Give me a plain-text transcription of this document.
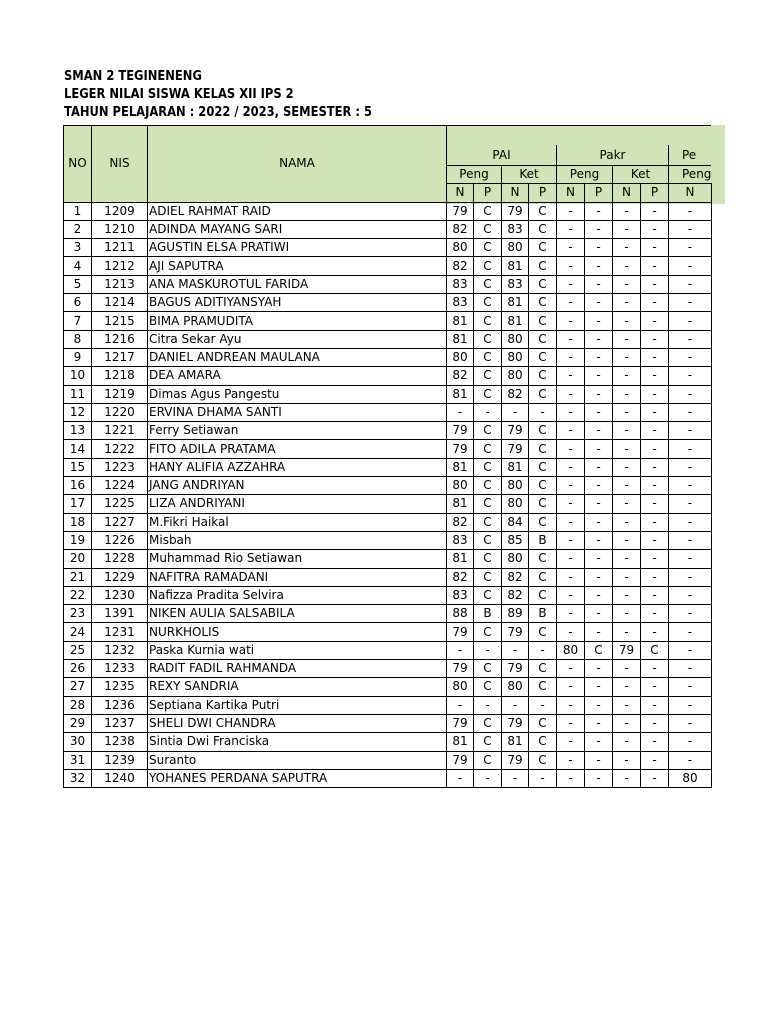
SMAN 2 TEGINENENG
LEGER NILAI SISWA KELAS XII IPS 2
TAHUN PELAJARAN : 2022 / 2023, SEMESTER : 5
NO	NIS	NAMA									
			PAI				Pakr				Pe
			Peng		Ket		Peng		Ket		Peng
			N	P	N	P	N	P	N	P	N
1	1209	ADIEL RAHMAT RAID	79	C	79	C	-	-	-	-	-
2	1210	ADINDA MAYANG SARI	82	C	83	C	-	-	-	-	-
3	1211	AGUSTIN ELSA PRATIWI	80	C	80	C	-	-	-	-	-
4	1212	AJI SAPUTRA	82	C	81	C	-	-	-	-	-
5	1213	ANA MASKUROTUL FARIDA	83	C	83	C	-	-	-	-	-
6	1214	BAGUS ADITIYANSYAH	83	C	81	C	-	-	-	-	-
7	1215	BIMA PRAMUDITA	81	C	81	C	-	-	-	-	-
8	1216	Citra Sekar Ayu	81	C	80	C	-	-	-	-	-
9	1217	DANIEL ANDREAN MAULANA	80	C	80	C	-	-	-	-	-
10	1218	DEA AMARA	82	C	80	C	-	-	-	-	-
11	1219	Dimas Agus Pangestu	81	C	82	C	-	-	-	-	-
12	1220	ERVINA DHAMA SANTI	-	-	-	-	-	-	-	-	-
13	1221	Ferry Setiawan	79	C	79	C	-	-	-	-	-
14	1222	FITO ADILA PRATAMA	79	C	79	C	-	-	-	-	-
15	1223	HANY ALIFIA AZZAHRA	81	C	81	C	-	-	-	-	-
16	1224	JANG ANDRIYAN	80	C	80	C	-	-	-	-	-
17	1225	LIZA ANDRIYANI	81	C	80	C	-	-	-	-	-
18	1227	M.Fikri Haikal	82	C	84	C	-	-	-	-	-
19	1226	Misbah	83	C	85	B	-	-	-	-	-
20	1228	Muhammad Rio Setiawan	81	C	80	C	-	-	-	-	-
21	1229	NAFITRA RAMADANI	82	C	82	C	-	-	-	-	-
22	1230	Nafizza Pradita Selvira	83	C	82	C	-	-	-	-	-
23	1391	NIKEN AULIA SALSABILA	88	B	89	B	-	-	-	-	-
24	1231	NURKHOLIS	79	C	79	C	-	-	-	-	-
25	1232	Paska Kurnia wati	-	-	-	-	80	C	79	C	-
26	1233	RADIT FADIL RAHMANDA	79	C	79	C	-	-	-	-	-
27	1235	REXY SANDRIA	80	C	80	C	-	-	-	-	-
28	1236	Septiana Kartika Putri	-	-	-	-	-	-	-	-	-
29	1237	SHELI DWI CHANDRA	79	C	79	C	-	-	-	-	-
30	1238	Sintia Dwi Franciska	81	C	81	C	-	-	-	-	-
31	1239	Suranto	79	C	79	C	-	-	-	-	-
32	1240	YOHANES PERDANA SAPUTRA	-	-	-	-	-	-	-	-	80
--------------------
WHAT YOU SHOULD DO ->
Find the lines above that contain the word "Setiawan" and collect them.

FINISHED ANSWER ->
13	1221	Ferry Setiawan	79	C	79	C	-	-	-	-	-
20	1228	Muhammad Rio Setiawan	81	C	80	C	-	-	-	-	-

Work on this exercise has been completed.